──────── EXTRACTED ENTRIES

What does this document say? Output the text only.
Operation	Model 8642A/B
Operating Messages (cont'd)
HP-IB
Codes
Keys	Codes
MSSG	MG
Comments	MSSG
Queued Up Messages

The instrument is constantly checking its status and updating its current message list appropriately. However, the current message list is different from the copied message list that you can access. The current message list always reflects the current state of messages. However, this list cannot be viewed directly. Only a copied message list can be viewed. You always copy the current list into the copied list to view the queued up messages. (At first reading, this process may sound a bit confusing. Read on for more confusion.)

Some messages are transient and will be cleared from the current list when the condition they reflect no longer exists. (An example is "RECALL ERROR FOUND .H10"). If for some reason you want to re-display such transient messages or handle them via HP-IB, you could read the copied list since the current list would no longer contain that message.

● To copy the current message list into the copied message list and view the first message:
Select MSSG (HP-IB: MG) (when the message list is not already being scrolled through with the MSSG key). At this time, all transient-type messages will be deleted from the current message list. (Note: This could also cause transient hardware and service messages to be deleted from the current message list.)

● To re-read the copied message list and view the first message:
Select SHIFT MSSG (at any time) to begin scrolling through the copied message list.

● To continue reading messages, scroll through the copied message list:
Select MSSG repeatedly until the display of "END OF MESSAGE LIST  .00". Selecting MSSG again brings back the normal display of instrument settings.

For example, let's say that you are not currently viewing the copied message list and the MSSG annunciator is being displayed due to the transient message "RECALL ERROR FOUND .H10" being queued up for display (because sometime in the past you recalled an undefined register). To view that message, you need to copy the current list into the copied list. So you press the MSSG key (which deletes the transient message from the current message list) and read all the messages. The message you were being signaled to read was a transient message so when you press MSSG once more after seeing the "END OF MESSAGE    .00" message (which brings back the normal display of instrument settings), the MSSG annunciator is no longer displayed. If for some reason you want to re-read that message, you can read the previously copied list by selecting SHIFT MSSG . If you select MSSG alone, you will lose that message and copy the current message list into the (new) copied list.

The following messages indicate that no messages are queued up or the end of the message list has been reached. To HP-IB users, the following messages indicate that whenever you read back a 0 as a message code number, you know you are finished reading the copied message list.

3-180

────────────────

[INSTRUCTION]
Copy each line of the listing that includes "could".

[WRITTEN SOLUTION]
Some messages are transient and will be cleared from the current list when the condition they reflect no longer exists. (An example is "RECALL ERROR FOUND .H10"). If for some reason you want to re-display such transient messages or handle them via HP-IB, you could read the copied list since the current list would no longer contain that message.
Select MSSG (HP-IB: MG) (when the message list is not already being scrolled through with the MSSG key). At this time, all transient-type messages will be deleted from the current message list. (Note: This could also cause transient hardware and service messages to be deleted from the current message list.)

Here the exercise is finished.